Copy, from the entries below, each line where the word "Comparison" can be found.
[Start]
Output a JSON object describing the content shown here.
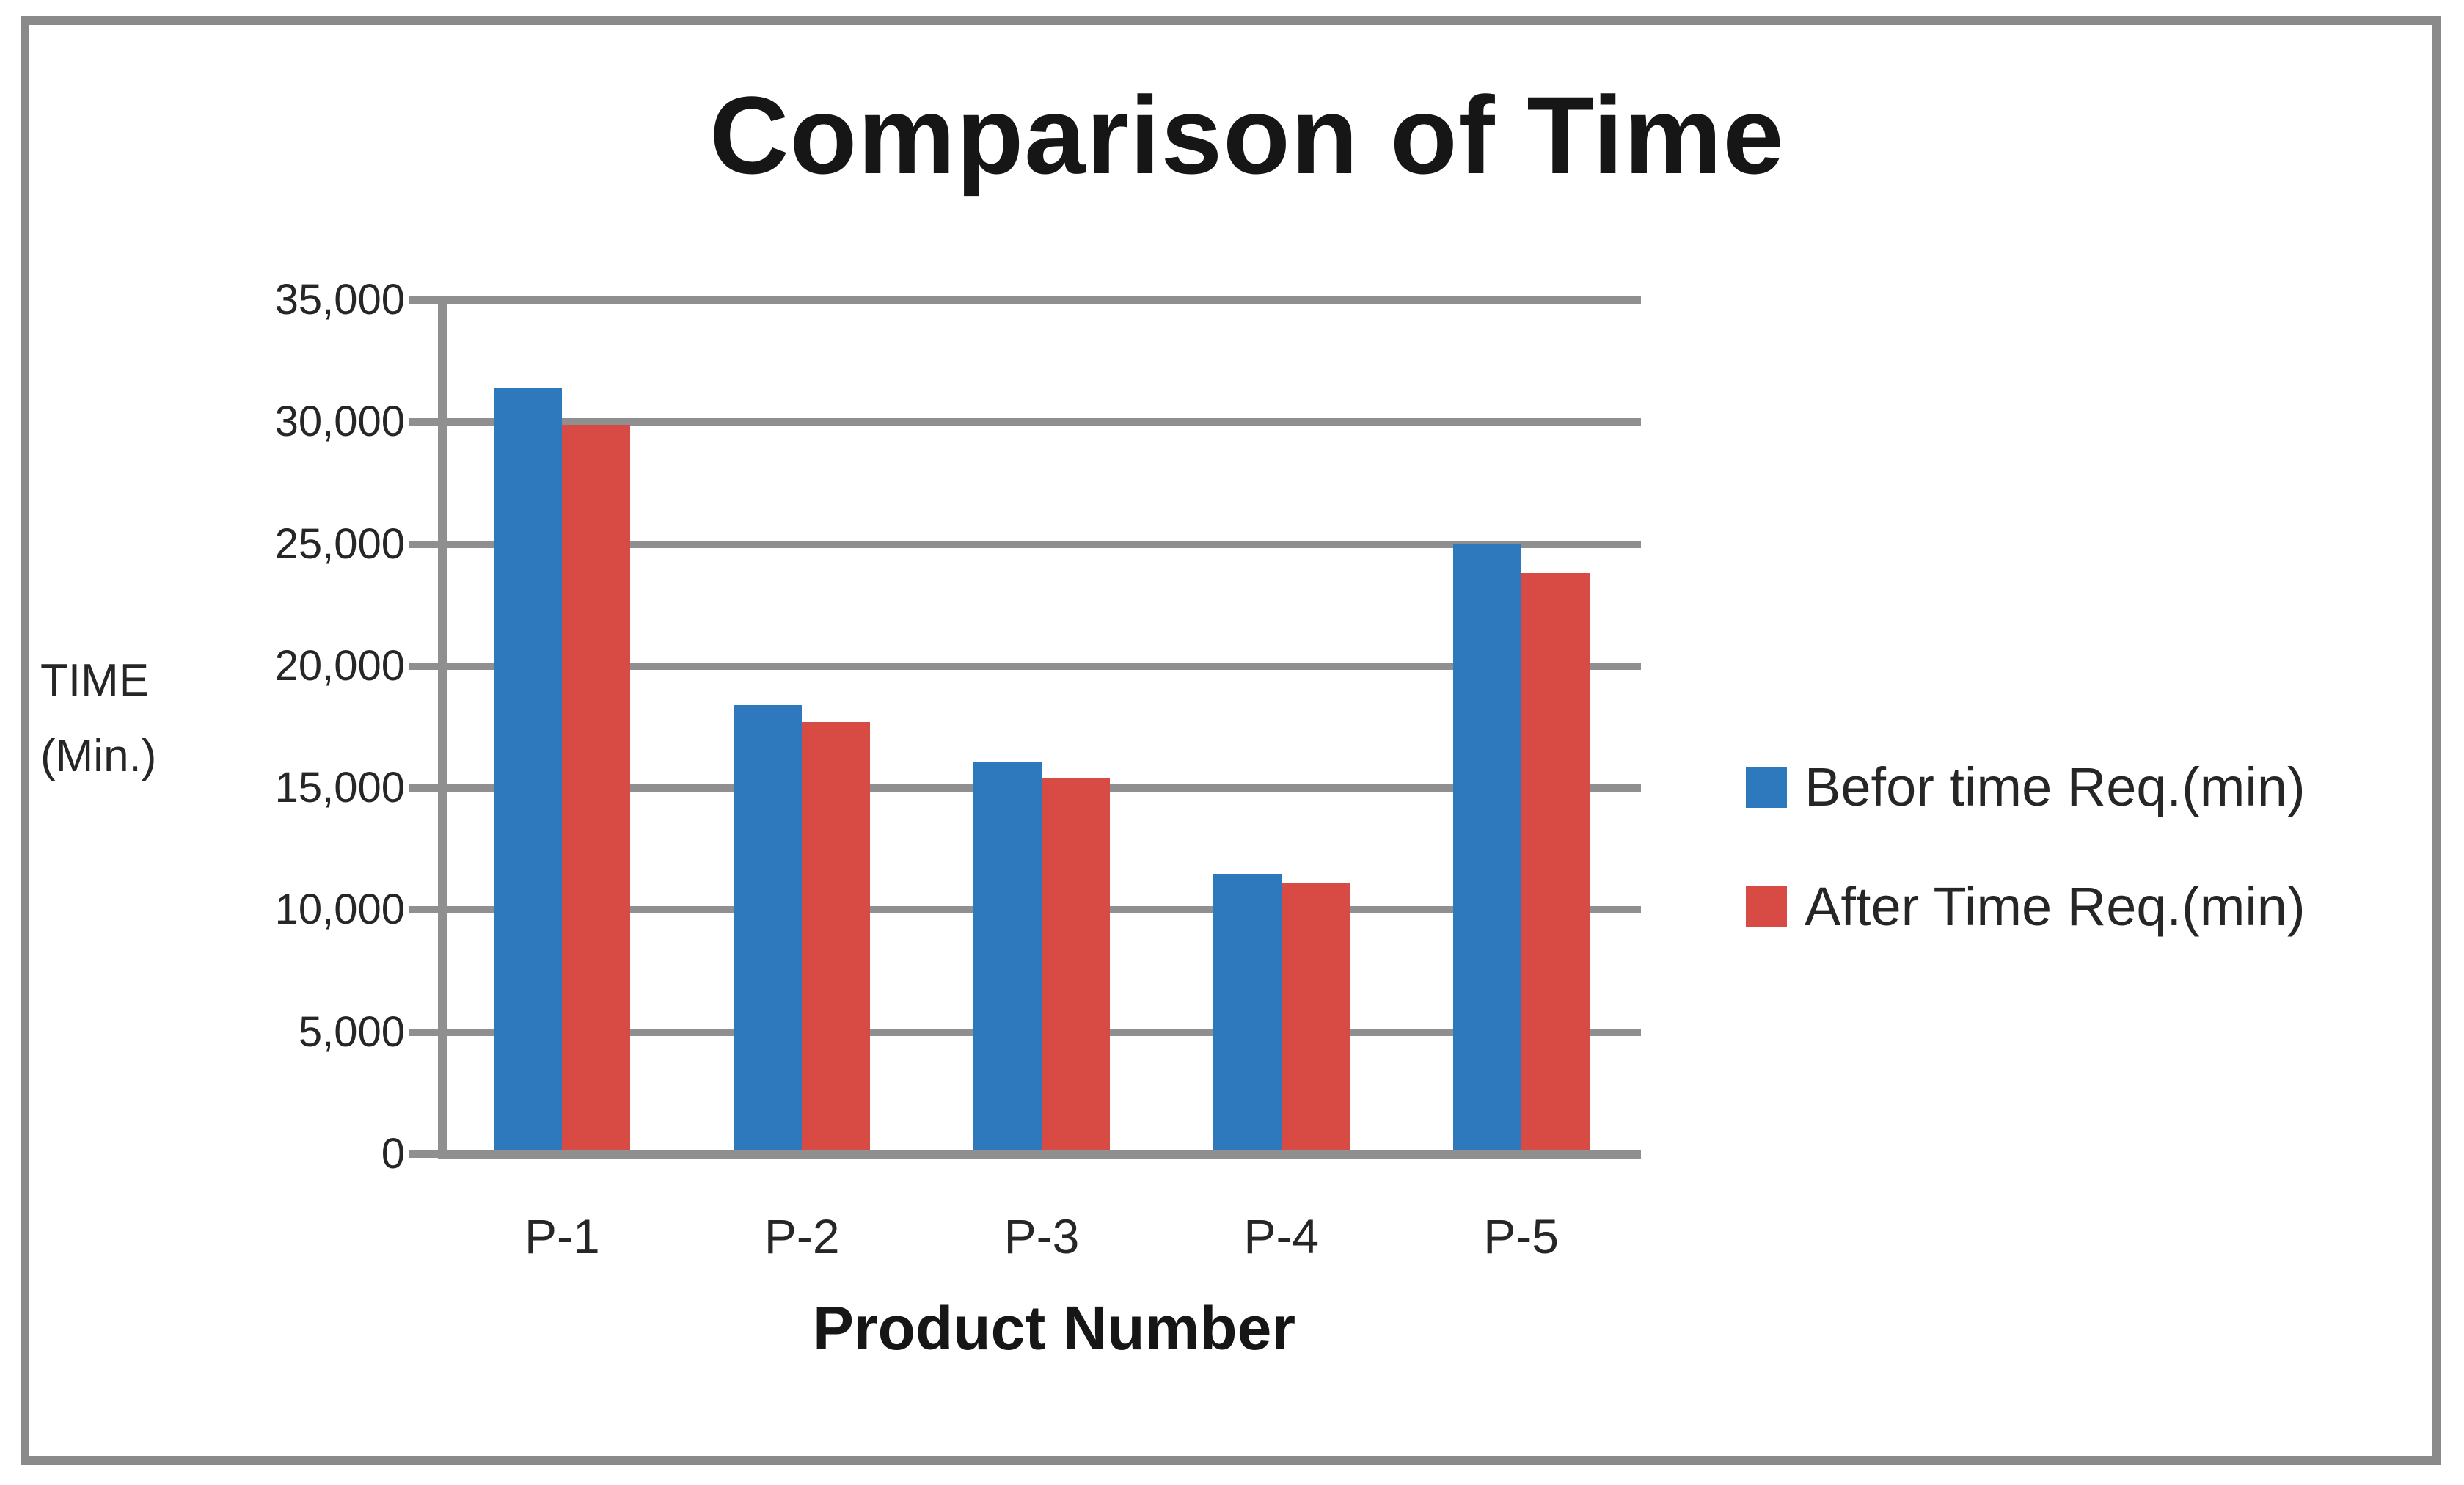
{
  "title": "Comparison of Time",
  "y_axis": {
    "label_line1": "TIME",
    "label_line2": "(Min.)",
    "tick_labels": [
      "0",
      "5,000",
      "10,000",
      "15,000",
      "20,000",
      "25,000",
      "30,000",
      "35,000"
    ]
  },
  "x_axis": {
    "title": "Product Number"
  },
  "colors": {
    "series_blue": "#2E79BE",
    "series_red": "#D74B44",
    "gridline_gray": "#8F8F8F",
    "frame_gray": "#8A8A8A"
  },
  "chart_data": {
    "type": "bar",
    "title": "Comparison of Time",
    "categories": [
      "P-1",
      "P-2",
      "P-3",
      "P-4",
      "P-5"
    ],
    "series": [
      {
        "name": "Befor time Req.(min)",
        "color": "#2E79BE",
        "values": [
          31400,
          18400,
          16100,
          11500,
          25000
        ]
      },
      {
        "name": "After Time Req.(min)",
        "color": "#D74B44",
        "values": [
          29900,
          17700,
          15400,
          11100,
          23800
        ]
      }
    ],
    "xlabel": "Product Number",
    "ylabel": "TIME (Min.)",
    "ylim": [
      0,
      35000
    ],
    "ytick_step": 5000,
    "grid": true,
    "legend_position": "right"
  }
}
[End]
= COMPLETE ANSWER =
  "title": "Comparison of Time",
    "title": "Comparison of Time",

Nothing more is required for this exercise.